# Task goal
Your task is to transcribe the records exactly, skipping every image.
## begin
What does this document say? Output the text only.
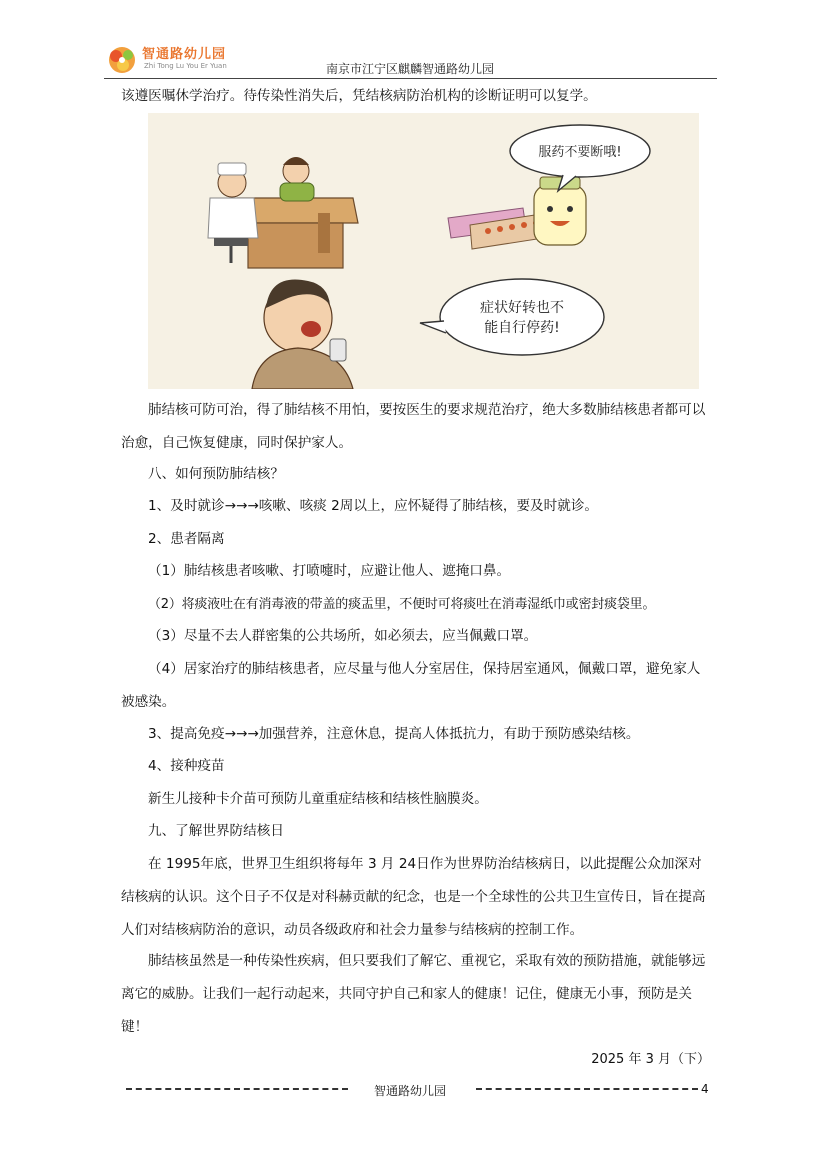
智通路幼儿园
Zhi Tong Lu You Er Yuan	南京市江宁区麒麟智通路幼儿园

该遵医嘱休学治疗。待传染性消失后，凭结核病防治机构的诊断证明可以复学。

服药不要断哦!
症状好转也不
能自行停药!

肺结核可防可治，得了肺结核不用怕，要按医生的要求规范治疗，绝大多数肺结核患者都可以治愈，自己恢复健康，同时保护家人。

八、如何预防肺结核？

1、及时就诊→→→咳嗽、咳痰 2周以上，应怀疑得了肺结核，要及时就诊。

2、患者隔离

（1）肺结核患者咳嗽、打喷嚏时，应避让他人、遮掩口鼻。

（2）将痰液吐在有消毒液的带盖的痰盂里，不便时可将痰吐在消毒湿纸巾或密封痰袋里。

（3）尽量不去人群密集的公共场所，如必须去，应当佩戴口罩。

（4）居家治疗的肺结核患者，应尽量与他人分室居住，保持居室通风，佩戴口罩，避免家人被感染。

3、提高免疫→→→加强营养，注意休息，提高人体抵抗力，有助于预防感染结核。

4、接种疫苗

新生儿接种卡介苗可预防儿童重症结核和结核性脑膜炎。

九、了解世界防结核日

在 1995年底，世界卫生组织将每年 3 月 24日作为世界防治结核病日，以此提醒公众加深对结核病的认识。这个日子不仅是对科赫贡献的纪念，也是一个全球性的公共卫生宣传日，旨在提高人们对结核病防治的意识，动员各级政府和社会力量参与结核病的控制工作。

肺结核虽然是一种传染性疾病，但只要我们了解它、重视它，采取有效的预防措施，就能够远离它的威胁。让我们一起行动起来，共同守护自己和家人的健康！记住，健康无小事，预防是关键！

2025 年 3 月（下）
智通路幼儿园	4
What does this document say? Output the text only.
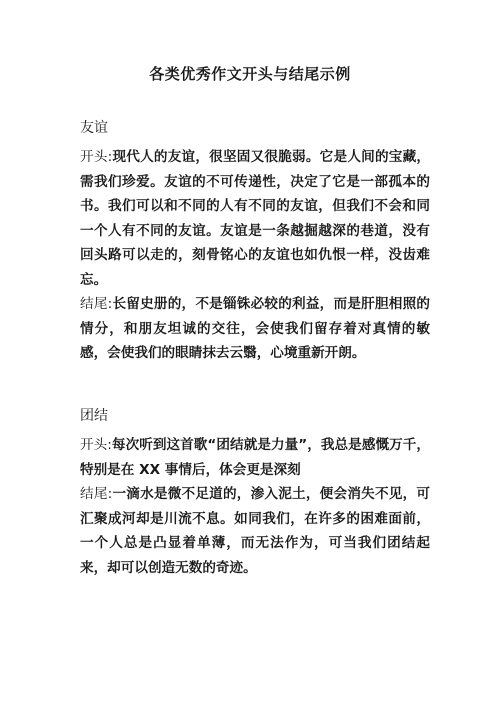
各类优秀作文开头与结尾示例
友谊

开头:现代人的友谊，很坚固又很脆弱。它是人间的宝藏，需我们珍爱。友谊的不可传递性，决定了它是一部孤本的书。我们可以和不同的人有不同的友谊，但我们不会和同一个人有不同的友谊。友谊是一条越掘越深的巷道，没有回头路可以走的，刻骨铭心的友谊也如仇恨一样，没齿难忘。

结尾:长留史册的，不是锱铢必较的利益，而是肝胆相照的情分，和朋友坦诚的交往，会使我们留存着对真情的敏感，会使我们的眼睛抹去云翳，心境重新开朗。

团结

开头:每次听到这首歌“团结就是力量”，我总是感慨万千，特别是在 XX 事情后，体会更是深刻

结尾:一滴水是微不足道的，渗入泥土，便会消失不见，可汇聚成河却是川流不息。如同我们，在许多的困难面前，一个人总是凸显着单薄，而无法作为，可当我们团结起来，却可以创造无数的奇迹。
## end
# Answer to this problem
What does this document say? Output the text only.
智通路幼儿园
Zhi Tong Lu You Er Yuan	南京市江宁区麒麟智通路幼儿园

该遵医嘱休学治疗。待传染性消失后，凭结核病防治机构的诊断证明可以复学。

服药不要断哦!
症状好转也不
能自行停药!

肺结核可防可治，得了肺结核不用怕，要按医生的要求规范治疗，绝大多数肺结核患者都可以治愈，自己恢复健康，同时保护家人。

八、如何预防肺结核？

1、及时就诊→→→咳嗽、咳痰 2周以上，应怀疑得了肺结核，要及时就诊。

2、患者隔离

（1）肺结核患者咳嗽、打喷嚏时，应避让他人、遮掩口鼻。

（2）将痰液吐在有消毒液的带盖的痰盂里，不便时可将痰吐在消毒湿纸巾或密封痰袋里。

（3）尽量不去人群密集的公共场所，如必须去，应当佩戴口罩。

（4）居家治疗的肺结核患者，应尽量与他人分室居住，保持居室通风，佩戴口罩，避免家人被感染。

3、提高免疫→→→加强营养，注意休息，提高人体抵抗力，有助于预防感染结核。

4、接种疫苗

新生儿接种卡介苗可预防儿童重症结核和结核性脑膜炎。

九、了解世界防结核日

在 1995年底，世界卫生组织将每年 3 月 24日作为世界防治结核病日，以此提醒公众加深对结核病的认识。这个日子不仅是对科赫贡献的纪念，也是一个全球性的公共卫生宣传日，旨在提高人们对结核病防治的意识，动员各级政府和社会力量参与结核病的控制工作。

肺结核虽然是一种传染性疾病，但只要我们了解它、重视它，采取有效的预防措施，就能够远离它的威胁。让我们一起行动起来，共同守护自己和家人的健康！记住，健康无小事，预防是关键！

2025 年 3 月（下）
智通路幼儿园	4
What does this document say? Output the text only.
各类优秀作文开头与结尾示例
友谊

开头:现代人的友谊，很坚固又很脆弱。它是人间的宝藏，需我们珍爱。友谊的不可传递性，决定了它是一部孤本的书。我们可以和不同的人有不同的友谊，但我们不会和同一个人有不同的友谊。友谊是一条越掘越深的巷道，没有回头路可以走的，刻骨铭心的友谊也如仇恨一样，没齿难忘。

结尾:长留史册的，不是锱铢必较的利益，而是肝胆相照的情分，和朋友坦诚的交往，会使我们留存着对真情的敏感，会使我们的眼睛抹去云翳，心境重新开朗。

团结

开头:每次听到这首歌“团结就是力量”，我总是感慨万千，特别是在 XX 事情后，体会更是深刻

结尾:一滴水是微不足道的，渗入泥土，便会消失不见，可汇聚成河却是川流不息。如同我们，在许多的困难面前，一个人总是凸显着单薄，而无法作为，可当我们团结起来，却可以创造无数的奇迹。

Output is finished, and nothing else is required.